▶ [Task statement]:
Report each line of the data that includes the word "https".

▶ [Given records]:

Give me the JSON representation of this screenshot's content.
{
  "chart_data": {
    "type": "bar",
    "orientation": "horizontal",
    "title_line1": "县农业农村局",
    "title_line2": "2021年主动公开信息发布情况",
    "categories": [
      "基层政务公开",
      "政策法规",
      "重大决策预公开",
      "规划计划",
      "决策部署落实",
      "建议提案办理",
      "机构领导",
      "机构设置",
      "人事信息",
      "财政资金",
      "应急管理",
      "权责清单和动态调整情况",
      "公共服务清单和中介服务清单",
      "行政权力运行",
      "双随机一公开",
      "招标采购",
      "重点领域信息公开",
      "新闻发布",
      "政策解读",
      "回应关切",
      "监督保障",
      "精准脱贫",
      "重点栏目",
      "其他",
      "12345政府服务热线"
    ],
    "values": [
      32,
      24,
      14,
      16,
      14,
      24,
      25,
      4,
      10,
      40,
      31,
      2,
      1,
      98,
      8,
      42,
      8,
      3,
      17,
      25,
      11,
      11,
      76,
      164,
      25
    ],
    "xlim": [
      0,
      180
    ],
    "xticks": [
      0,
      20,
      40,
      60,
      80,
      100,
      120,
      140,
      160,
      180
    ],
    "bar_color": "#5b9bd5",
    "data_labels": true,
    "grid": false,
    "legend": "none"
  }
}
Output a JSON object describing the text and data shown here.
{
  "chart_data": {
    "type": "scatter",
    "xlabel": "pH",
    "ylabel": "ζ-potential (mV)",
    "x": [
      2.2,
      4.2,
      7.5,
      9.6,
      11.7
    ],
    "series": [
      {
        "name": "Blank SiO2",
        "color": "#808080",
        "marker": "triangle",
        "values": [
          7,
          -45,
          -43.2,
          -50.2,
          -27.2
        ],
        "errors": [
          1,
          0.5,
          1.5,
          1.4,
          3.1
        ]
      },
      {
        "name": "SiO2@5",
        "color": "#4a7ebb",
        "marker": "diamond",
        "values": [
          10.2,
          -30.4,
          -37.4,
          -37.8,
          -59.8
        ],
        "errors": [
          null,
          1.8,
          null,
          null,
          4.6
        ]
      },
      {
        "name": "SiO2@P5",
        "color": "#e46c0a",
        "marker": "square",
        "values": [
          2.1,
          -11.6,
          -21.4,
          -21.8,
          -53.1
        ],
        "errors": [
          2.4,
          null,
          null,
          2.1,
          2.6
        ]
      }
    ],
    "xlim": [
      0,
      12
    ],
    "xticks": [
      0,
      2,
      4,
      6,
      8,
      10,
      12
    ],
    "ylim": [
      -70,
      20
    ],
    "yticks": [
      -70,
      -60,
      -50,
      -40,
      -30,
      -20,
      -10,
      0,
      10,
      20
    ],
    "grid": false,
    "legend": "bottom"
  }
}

* * *

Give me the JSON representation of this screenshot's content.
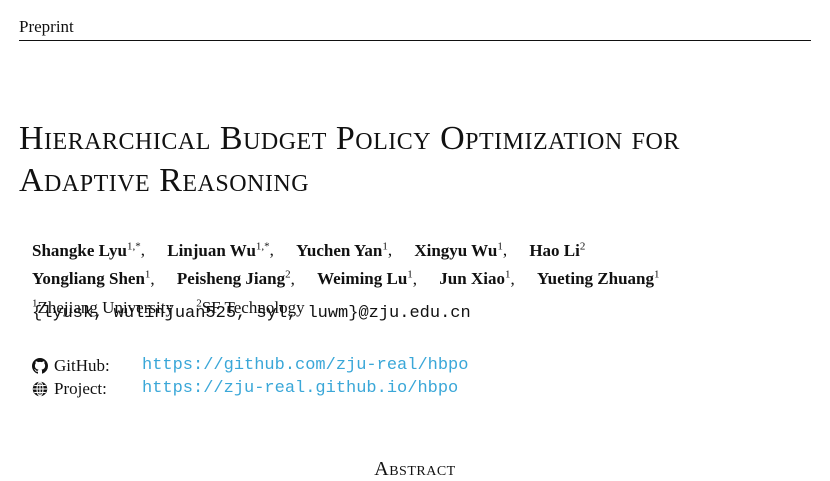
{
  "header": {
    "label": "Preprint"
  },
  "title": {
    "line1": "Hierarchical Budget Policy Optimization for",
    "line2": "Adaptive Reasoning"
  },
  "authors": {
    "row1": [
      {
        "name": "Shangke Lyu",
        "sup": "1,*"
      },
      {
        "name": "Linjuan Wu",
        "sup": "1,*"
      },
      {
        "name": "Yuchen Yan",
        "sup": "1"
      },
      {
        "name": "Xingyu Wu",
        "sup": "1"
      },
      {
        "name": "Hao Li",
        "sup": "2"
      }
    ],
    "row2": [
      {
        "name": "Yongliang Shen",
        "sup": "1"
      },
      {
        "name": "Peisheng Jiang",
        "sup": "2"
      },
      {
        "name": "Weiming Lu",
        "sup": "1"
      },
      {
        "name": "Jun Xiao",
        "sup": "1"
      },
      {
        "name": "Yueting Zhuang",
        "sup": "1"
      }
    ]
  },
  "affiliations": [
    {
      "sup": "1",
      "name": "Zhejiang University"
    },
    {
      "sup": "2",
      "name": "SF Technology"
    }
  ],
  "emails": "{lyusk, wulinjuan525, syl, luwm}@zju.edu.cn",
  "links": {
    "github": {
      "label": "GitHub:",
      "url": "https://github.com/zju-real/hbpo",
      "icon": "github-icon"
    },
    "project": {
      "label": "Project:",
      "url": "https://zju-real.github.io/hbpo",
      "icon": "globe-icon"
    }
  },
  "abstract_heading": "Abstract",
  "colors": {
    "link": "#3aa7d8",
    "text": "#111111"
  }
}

==

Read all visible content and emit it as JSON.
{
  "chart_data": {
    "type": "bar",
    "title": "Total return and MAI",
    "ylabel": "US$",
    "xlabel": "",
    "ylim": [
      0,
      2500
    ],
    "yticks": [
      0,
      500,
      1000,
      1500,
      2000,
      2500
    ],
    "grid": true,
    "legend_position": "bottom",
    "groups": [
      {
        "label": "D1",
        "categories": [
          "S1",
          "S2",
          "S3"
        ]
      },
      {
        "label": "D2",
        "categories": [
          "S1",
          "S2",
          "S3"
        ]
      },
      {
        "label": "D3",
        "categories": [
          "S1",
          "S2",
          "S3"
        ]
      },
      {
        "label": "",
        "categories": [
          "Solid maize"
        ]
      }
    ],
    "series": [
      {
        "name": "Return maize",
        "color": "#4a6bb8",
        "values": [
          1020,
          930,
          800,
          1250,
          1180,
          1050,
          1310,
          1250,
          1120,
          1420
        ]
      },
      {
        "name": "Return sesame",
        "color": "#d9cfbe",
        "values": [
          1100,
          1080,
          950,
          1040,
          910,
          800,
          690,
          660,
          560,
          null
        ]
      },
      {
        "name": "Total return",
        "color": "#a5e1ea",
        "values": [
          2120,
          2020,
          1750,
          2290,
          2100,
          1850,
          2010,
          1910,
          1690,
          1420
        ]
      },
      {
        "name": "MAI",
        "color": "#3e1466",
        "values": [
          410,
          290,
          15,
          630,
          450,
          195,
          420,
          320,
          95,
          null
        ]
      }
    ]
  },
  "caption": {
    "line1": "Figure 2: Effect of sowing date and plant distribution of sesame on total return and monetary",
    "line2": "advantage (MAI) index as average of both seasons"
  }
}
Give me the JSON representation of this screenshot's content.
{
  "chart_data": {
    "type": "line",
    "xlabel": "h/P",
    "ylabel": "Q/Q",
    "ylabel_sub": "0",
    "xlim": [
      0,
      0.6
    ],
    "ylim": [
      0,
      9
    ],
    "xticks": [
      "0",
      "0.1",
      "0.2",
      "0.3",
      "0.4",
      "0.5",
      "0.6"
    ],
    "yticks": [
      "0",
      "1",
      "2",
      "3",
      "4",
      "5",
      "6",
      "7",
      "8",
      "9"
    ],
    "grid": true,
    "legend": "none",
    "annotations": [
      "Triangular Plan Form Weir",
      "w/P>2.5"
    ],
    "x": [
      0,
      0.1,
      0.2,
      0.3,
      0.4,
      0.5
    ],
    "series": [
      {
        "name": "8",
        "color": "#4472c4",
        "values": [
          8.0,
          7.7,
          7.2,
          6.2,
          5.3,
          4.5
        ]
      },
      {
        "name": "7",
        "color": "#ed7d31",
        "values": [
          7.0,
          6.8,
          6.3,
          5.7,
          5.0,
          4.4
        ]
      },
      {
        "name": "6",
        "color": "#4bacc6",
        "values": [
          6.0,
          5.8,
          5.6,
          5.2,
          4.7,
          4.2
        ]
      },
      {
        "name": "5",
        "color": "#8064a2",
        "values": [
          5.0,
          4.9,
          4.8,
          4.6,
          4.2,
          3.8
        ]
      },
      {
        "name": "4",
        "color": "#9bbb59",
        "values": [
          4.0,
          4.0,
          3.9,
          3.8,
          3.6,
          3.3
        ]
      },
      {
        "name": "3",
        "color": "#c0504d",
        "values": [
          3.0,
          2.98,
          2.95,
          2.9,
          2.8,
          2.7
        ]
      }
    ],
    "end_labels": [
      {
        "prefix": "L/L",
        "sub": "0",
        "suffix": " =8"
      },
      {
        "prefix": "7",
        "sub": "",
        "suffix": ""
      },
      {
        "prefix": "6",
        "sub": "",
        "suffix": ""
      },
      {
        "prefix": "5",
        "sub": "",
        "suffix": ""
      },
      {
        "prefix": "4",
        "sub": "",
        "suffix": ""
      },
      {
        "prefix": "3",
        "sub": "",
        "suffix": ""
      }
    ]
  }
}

▶ [Exercise result]:
      "url": "https://github.com/zju-real/hbpo",
      "url": "https://zju-real.github.io/hbpo",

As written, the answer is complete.